** Start of Data provided **

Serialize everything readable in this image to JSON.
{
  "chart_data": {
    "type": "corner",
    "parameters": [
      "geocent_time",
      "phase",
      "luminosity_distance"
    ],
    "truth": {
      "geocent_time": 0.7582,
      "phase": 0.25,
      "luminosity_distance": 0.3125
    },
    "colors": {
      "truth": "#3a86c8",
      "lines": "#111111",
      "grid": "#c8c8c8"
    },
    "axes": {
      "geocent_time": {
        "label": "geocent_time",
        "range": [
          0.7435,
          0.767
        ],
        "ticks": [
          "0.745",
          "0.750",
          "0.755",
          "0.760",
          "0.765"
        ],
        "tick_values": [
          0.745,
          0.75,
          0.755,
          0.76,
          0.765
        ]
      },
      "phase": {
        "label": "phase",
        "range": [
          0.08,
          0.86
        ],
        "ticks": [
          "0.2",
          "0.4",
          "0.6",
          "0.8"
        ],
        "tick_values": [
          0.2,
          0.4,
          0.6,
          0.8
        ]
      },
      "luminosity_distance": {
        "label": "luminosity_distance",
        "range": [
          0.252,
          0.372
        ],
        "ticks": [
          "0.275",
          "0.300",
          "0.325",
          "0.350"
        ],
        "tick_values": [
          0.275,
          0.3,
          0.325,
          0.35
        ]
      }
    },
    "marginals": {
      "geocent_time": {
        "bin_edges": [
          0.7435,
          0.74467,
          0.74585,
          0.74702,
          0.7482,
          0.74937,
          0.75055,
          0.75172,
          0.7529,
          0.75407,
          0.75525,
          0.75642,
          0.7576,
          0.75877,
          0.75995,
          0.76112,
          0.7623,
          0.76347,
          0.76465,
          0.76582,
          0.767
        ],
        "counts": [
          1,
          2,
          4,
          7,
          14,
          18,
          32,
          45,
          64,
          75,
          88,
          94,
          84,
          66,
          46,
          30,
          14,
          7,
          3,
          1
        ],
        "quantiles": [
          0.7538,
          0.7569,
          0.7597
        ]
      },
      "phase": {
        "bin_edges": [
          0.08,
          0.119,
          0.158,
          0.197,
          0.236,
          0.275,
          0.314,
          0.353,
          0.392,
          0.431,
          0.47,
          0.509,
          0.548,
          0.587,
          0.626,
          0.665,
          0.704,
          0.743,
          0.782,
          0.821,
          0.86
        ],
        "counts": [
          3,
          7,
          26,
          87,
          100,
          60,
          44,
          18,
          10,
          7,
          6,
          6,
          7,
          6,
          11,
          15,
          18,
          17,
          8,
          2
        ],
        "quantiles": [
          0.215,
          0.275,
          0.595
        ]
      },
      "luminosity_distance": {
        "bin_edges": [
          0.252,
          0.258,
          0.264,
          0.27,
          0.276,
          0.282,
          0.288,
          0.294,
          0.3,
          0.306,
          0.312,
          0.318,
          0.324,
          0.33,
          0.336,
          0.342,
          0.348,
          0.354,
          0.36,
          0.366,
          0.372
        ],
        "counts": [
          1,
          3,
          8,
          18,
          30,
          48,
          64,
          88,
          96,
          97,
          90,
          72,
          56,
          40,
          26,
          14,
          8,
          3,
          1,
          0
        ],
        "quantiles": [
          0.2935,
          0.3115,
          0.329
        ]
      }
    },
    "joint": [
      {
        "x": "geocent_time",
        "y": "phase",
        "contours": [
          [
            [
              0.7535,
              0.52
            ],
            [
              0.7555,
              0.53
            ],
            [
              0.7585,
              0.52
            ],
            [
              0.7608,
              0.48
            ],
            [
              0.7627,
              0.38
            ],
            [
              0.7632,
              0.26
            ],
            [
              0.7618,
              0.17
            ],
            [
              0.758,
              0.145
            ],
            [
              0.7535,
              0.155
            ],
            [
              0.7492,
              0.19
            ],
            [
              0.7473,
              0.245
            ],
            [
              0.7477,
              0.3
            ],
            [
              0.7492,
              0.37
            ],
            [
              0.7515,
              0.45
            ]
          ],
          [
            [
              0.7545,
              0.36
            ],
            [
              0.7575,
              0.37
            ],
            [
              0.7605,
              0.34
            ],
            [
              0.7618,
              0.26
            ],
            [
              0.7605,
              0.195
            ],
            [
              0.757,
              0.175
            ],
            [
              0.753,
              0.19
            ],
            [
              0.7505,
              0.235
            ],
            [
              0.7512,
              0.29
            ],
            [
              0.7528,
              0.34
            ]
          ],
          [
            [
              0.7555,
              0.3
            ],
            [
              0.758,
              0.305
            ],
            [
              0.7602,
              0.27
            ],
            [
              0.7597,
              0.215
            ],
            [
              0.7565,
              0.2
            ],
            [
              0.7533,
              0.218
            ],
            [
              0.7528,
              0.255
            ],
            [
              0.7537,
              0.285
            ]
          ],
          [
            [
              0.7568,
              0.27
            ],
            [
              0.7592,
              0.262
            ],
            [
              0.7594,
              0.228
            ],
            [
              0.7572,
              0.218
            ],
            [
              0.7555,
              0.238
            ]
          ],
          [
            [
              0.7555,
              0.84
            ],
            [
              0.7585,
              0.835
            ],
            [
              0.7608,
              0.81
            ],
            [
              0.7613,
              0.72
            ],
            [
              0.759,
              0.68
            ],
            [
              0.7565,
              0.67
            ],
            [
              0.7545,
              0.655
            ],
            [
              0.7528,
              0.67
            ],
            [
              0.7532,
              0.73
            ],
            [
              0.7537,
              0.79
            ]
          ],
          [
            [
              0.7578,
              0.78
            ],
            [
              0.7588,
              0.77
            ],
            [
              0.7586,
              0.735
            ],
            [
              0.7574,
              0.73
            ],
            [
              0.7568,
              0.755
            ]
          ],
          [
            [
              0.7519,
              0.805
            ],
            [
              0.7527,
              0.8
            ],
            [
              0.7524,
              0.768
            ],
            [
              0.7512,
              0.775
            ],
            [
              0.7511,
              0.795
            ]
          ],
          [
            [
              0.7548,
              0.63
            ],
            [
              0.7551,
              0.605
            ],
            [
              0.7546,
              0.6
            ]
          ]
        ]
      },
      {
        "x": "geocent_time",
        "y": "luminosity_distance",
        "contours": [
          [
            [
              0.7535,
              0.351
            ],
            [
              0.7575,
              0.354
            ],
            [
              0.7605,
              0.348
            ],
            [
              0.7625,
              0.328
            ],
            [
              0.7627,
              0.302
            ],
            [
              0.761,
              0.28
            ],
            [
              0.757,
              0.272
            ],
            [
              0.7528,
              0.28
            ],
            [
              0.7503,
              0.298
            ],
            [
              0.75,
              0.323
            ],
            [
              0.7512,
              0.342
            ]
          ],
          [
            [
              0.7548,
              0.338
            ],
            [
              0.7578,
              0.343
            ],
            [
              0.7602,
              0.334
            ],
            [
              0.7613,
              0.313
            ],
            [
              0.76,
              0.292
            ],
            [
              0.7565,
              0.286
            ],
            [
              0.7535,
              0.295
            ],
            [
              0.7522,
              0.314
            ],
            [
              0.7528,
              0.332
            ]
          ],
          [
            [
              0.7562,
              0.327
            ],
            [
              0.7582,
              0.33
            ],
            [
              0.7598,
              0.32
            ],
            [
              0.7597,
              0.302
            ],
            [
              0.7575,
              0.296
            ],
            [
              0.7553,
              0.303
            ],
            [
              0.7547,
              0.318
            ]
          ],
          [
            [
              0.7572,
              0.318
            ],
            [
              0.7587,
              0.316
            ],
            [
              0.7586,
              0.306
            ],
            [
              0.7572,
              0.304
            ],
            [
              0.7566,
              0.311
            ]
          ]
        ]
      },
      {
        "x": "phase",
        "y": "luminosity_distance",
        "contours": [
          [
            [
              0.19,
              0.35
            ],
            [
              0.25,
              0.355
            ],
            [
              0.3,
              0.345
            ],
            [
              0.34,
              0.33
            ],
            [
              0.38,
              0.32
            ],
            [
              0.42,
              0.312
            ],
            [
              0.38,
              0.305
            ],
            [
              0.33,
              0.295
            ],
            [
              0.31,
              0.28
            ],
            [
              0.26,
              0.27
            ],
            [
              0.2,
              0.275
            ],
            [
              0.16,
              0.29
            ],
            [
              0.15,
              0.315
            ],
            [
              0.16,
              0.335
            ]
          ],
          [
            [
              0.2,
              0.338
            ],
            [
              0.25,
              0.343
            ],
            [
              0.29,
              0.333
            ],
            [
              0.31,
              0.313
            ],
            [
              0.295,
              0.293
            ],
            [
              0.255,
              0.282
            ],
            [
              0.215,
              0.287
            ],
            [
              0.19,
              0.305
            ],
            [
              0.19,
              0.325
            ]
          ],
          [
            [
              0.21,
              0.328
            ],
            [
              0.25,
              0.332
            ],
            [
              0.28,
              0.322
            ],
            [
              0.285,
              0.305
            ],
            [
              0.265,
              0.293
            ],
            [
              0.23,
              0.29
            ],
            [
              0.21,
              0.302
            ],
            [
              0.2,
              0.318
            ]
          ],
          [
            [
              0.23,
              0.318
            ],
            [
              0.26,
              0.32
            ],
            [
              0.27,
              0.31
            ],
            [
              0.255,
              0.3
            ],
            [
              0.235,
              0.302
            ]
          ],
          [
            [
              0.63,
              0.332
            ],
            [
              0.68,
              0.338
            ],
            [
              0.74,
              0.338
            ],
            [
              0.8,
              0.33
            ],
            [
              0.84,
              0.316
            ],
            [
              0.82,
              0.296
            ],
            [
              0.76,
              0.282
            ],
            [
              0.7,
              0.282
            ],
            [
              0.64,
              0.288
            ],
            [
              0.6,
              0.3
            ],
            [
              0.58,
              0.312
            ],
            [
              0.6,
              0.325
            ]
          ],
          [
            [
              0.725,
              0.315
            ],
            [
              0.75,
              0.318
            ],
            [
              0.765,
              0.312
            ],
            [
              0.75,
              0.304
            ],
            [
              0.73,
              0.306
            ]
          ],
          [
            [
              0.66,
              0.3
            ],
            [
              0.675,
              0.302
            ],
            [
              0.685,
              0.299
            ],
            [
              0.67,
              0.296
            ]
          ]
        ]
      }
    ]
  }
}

** End of Data provided **

▶ **What you should do**: Reproduce each line of the material containing the word "phase".

▶ **Final answer**:
      "phase",
      "phase": 0.25,
      "phase": {
        "label": "phase",
      "phase": {
        "y": "phase",
        "x": "phase",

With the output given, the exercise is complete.